Direction: Gather all lines in the entries below that include the word "panel".

--- begin ---

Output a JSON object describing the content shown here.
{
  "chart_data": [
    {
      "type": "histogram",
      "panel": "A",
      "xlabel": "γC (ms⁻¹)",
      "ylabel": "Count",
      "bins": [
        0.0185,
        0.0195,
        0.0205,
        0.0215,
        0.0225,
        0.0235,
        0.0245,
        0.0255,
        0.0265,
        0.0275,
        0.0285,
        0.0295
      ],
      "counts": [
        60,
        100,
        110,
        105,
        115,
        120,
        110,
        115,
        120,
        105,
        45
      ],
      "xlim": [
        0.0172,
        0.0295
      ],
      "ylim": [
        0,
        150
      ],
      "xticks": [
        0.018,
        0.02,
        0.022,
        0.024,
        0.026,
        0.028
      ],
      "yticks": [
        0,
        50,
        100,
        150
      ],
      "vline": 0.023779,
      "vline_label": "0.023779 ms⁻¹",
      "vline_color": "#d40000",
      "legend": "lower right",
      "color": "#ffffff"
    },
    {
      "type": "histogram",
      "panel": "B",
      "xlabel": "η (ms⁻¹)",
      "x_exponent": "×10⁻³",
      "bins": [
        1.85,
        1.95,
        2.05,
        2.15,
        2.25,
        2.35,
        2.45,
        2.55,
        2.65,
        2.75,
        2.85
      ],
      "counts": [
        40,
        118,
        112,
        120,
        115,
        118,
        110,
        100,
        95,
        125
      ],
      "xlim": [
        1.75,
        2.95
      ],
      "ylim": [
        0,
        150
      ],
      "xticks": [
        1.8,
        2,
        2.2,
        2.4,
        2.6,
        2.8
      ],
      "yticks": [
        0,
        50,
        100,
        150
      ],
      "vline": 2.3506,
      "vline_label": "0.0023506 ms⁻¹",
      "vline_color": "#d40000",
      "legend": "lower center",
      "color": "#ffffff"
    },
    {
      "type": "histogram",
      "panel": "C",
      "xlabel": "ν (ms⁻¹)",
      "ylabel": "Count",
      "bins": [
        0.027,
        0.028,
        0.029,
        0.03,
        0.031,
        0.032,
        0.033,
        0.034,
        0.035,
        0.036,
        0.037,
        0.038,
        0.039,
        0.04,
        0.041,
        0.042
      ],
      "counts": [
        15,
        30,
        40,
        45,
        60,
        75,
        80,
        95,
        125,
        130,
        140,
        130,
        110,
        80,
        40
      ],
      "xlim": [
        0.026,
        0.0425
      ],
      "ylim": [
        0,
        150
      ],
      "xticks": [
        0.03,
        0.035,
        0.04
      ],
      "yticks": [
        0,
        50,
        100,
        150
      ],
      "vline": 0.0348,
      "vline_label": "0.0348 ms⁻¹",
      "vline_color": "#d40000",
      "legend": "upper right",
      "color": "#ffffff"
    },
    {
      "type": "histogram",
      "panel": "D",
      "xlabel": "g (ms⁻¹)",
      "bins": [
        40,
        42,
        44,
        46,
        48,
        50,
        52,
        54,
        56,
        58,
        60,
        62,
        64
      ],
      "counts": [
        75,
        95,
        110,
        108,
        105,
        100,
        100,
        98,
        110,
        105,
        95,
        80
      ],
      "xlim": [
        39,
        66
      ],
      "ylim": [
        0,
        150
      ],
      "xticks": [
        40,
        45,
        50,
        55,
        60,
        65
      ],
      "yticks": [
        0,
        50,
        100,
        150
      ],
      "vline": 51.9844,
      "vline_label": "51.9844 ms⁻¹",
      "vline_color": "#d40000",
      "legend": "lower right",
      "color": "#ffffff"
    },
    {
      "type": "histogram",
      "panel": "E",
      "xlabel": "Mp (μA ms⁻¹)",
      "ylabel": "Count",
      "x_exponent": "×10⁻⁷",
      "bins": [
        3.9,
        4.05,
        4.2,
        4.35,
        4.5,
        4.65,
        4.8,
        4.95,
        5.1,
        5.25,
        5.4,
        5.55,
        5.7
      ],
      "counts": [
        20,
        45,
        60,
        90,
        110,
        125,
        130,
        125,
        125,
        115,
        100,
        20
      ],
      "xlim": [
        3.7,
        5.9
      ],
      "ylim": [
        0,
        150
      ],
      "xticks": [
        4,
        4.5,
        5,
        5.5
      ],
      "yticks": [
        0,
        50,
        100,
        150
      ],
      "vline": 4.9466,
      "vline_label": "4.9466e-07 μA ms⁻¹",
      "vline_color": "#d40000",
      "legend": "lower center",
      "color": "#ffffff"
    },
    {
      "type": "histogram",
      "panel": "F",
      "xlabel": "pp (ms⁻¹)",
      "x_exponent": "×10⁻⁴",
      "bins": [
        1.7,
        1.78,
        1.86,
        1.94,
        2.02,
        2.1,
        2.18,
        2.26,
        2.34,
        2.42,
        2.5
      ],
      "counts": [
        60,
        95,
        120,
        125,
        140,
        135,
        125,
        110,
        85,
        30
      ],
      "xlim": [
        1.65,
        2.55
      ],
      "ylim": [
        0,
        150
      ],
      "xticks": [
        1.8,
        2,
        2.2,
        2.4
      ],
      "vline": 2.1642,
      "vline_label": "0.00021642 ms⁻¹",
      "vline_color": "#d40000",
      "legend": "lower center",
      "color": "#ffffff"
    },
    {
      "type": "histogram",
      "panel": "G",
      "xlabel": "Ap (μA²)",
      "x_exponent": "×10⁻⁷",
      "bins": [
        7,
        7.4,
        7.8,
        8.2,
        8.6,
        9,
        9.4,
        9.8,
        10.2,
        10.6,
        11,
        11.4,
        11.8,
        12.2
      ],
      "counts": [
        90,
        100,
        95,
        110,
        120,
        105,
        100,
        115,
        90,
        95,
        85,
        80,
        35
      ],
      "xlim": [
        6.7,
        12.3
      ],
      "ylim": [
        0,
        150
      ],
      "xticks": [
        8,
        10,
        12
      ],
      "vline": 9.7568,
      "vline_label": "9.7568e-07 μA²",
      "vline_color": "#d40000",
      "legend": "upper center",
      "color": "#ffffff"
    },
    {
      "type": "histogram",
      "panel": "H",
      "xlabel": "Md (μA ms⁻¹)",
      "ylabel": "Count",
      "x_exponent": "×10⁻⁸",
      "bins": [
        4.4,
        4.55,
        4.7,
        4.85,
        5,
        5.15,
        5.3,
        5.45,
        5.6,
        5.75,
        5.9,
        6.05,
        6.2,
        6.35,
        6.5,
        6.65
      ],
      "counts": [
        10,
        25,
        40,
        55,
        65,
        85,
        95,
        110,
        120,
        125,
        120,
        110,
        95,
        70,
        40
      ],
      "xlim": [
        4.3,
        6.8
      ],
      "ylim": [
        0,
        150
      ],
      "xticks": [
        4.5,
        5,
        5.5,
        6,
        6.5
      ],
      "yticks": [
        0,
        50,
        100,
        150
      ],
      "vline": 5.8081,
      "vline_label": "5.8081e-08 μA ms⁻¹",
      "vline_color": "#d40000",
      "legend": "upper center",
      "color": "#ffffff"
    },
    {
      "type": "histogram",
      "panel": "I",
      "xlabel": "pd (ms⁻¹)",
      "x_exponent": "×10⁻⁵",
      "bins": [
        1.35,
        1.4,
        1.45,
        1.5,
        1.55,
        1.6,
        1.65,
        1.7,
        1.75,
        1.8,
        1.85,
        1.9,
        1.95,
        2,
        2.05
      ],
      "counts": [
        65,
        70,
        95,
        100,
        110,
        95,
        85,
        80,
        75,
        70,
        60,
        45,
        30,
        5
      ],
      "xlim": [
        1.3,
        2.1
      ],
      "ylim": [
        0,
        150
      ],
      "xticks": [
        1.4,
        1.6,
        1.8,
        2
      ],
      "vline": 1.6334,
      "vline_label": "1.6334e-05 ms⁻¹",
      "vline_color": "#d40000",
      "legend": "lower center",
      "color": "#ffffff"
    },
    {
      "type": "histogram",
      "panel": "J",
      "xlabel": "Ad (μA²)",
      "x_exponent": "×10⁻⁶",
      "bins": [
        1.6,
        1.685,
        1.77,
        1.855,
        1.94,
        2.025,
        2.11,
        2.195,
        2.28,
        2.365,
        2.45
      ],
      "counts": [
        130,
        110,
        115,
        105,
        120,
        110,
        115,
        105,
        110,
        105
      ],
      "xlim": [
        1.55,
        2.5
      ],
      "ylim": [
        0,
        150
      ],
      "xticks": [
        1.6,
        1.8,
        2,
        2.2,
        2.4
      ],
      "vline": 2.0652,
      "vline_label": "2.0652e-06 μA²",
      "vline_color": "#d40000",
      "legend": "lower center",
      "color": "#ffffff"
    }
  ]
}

--- end ---

Written answer:
      "panel": "A",
      "panel": "B",
      "panel": "C",
      "panel": "D",
      "panel": "E",
      "panel": "F",
      "panel": "G",
      "panel": "H",
      "panel": "I",
      "panel": "J",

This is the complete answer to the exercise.